_What you need to do_: Write every record out again exactly, and keep images out of it.

_Records for processing_:
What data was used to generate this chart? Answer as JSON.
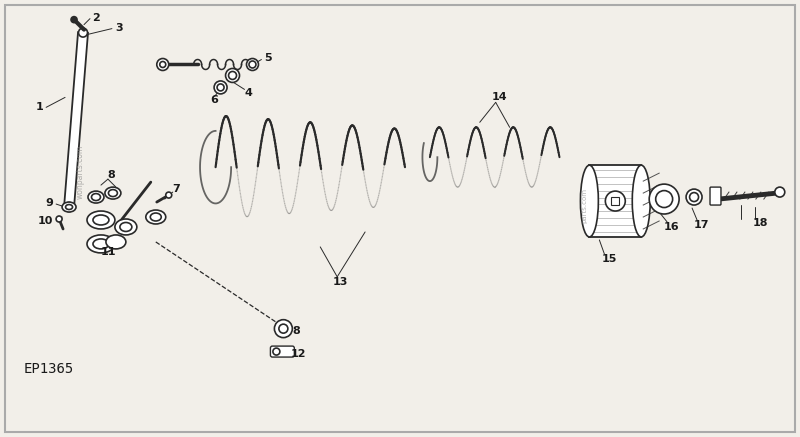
{
  "bg_color": "#f2efe9",
  "line_color": "#2a2a2a",
  "text_color": "#1a1a1a",
  "diagram_label": "EP1365",
  "watermark": "wonparts.com",
  "watermark2": "parts.com"
}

_Task output_:
What data was used to generate this chart? Answer as JSON.
{
  "bg_color": "#f2efe9",
  "line_color": "#2a2a2a",
  "text_color": "#1a1a1a",
  "diagram_label": "EP1365",
  "watermark": "wonparts.com",
  "watermark2": "parts.com"
}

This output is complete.